▸ Source material:
# # # # # # #

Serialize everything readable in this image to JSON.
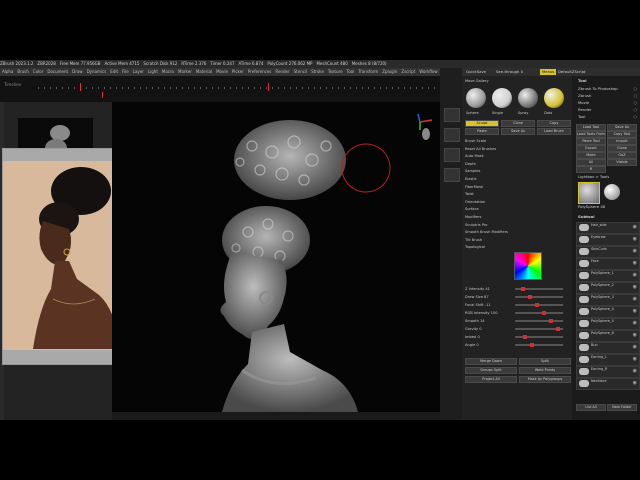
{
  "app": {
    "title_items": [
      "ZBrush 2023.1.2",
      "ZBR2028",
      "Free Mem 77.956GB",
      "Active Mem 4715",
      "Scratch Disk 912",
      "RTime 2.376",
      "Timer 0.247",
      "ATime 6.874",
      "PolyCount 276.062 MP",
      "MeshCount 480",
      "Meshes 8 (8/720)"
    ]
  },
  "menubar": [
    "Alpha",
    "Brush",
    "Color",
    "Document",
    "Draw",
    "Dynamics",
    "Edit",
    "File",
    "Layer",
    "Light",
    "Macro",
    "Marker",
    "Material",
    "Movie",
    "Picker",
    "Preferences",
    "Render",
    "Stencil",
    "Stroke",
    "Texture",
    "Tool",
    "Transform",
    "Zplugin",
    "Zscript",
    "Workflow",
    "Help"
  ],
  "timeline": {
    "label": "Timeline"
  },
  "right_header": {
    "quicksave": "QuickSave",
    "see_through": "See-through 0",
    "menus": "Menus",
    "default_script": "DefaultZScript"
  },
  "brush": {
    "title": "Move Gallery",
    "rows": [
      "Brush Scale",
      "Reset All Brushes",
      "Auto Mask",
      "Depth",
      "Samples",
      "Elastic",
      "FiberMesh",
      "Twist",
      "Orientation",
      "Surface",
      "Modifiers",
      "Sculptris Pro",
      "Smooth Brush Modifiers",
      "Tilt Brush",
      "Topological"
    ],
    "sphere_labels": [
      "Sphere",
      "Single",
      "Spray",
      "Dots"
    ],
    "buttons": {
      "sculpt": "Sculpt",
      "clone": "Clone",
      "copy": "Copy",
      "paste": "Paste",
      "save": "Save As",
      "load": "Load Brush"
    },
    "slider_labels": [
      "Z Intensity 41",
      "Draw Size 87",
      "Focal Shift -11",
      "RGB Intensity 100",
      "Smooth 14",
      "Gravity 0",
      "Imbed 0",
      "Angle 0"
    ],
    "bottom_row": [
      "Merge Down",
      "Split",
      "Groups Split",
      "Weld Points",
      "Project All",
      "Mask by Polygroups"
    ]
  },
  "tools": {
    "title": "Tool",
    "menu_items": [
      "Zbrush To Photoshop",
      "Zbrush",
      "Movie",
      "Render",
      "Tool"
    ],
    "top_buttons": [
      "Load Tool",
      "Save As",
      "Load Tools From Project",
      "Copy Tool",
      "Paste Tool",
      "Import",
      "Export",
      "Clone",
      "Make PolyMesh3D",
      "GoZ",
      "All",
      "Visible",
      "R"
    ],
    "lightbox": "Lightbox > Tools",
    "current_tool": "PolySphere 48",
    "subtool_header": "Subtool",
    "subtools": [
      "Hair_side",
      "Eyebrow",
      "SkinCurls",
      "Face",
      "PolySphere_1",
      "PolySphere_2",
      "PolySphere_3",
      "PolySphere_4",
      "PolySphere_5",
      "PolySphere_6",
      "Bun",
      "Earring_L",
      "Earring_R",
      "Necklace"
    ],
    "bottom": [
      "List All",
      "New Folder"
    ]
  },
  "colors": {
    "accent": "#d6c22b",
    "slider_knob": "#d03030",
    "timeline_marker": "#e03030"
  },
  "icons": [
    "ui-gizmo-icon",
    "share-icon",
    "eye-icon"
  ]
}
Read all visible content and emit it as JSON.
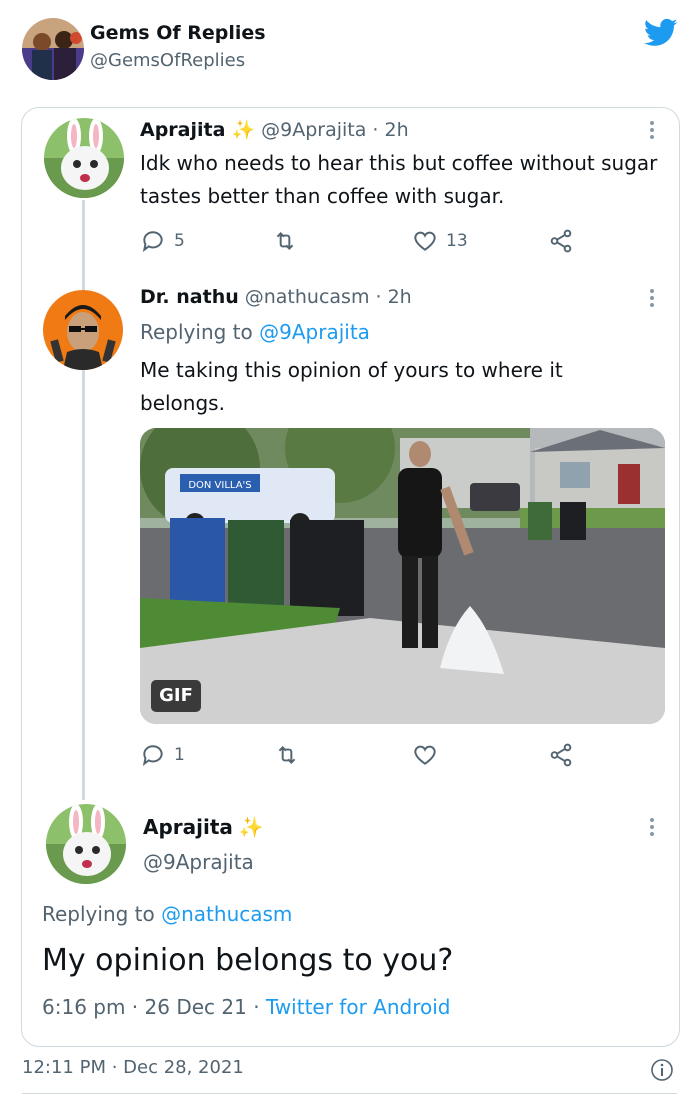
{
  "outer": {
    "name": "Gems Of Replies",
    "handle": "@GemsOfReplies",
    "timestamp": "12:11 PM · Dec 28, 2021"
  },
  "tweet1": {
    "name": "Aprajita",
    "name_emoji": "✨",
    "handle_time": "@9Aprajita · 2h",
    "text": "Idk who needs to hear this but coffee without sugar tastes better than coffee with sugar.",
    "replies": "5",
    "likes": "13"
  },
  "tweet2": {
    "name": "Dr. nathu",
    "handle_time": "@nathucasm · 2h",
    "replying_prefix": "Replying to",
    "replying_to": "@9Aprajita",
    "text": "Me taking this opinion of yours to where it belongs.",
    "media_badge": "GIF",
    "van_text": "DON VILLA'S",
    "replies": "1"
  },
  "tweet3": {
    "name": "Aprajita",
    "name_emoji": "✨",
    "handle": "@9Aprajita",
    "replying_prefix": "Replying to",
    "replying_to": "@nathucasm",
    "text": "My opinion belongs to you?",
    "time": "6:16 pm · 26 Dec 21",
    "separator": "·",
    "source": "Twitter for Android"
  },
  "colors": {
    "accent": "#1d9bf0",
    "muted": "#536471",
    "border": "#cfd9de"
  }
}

# # # # # # #

▸ Exercise:
Excluding the pictures, restate the records above word for word.

▸ Worked solution:
Serialize everything readable in this image to JSON.
{
  "app": {
    "title_items": [
      "ZBrush 2023.1.2",
      "ZBR2028",
      "Free Mem 77.956GB",
      "Active Mem 4715",
      "Scratch Disk 912",
      "RTime 2.376",
      "Timer 0.247",
      "ATime 6.874",
      "PolyCount 276.062 MP",
      "MeshCount 480",
      "Meshes 8 (8/720)"
    ]
  },
  "menubar": [
    "Alpha",
    "Brush",
    "Color",
    "Document",
    "Draw",
    "Dynamics",
    "Edit",
    "File",
    "Layer",
    "Light",
    "Macro",
    "Marker",
    "Material",
    "Movie",
    "Picker",
    "Preferences",
    "Render",
    "Stencil",
    "Stroke",
    "Texture",
    "Tool",
    "Transform",
    "Zplugin",
    "Zscript",
    "Workflow",
    "Help"
  ],
  "timeline": {
    "label": "Timeline"
  },
  "right_header": {
    "quicksave": "QuickSave",
    "see_through": "See-through 0",
    "menus": "Menus",
    "default_script": "DefaultZScript"
  },
  "brush": {
    "title": "Move Gallery",
    "rows": [
      "Brush Scale",
      "Reset All Brushes",
      "Auto Mask",
      "Depth",
      "Samples",
      "Elastic",
      "FiberMesh",
      "Twist",
      "Orientation",
      "Surface",
      "Modifiers",
      "Sculptris Pro",
      "Smooth Brush Modifiers",
      "Tilt Brush",
      "Topological"
    ],
    "sphere_labels": [
      "Sphere",
      "Single",
      "Spray",
      "Dots"
    ],
    "buttons": {
      "sculpt": "Sculpt",
      "clone": "Clone",
      "copy": "Copy",
      "paste": "Paste",
      "save": "Save As",
      "load": "Load Brush"
    },
    "slider_labels": [
      "Z Intensity 41",
      "Draw Size 87",
      "Focal Shift -11",
      "RGB Intensity 100",
      "Smooth 14",
      "Gravity 0",
      "Imbed 0",
      "Angle 0"
    ],
    "bottom_row": [
      "Merge Down",
      "Split",
      "Groups Split",
      "Weld Points",
      "Project All",
      "Mask by Polygroups"
    ]
  },
  "tools": {
    "title": "Tool",
    "menu_items": [
      "Zbrush To Photoshop",
      "Zbrush",
      "Movie",
      "Render",
      "Tool"
    ],
    "top_buttons": [
      "Load Tool",
      "Save As",
      "Load Tools From Project",
      "Copy Tool",
      "Paste Tool",
      "Import",
      "Export",
      "Clone",
      "Make PolyMesh3D",
      "GoZ",
      "All",
      "Visible",
      "R"
    ],
    "lightbox": "Lightbox > Tools",
    "current_tool": "PolySphere 48",
    "subtool_header": "Subtool",
    "subtools": [
      "Hair_side",
      "Eyebrow",
      "SkinCurls",
      "Face",
      "PolySphere_1",
      "PolySphere_2",
      "PolySphere_3",
      "PolySphere_4",
      "PolySphere_5",
      "PolySphere_6",
      "Bun",
      "Earring_L",
      "Earring_R",
      "Necklace"
    ],
    "bottom": [
      "List All",
      "New Folder"
    ]
  },
  "colors": {
    "accent": "#d6c22b",
    "slider_knob": "#d03030",
    "timeline_marker": "#e03030"
  },
  "icons": [
    "ui-gizmo-icon",
    "share-icon",
    "eye-icon"
  ]
}
Read all visible content and emit it as JSON.
{
  "outer": {
    "name": "Gems Of Replies",
    "handle": "@GemsOfReplies",
    "timestamp": "12:11 PM · Dec 28, 2021"
  },
  "tweet1": {
    "name": "Aprajita",
    "name_emoji": "✨",
    "handle_time": "@9Aprajita · 2h",
    "text": "Idk who needs to hear this but coffee without sugar tastes better than coffee with sugar.",
    "replies": "5",
    "likes": "13"
  },
  "tweet2": {
    "name": "Dr. nathu",
    "handle_time": "@nathucasm · 2h",
    "replying_prefix": "Replying to",
    "replying_to": "@9Aprajita",
    "text": "Me taking this opinion of yours to where it belongs.",
    "media_badge": "GIF",
    "van_text": "DON VILLA'S",
    "replies": "1"
  },
  "tweet3": {
    "name": "Aprajita",
    "name_emoji": "✨",
    "handle": "@9Aprajita",
    "replying_prefix": "Replying to",
    "replying_to": "@nathucasm",
    "text": "My opinion belongs to you?",
    "time": "6:16 pm · 26 Dec 21",
    "separator": "·",
    "source": "Twitter for Android"
  },
  "colors": {
    "accent": "#1d9bf0",
    "muted": "#536471",
    "border": "#cfd9de"
  }
}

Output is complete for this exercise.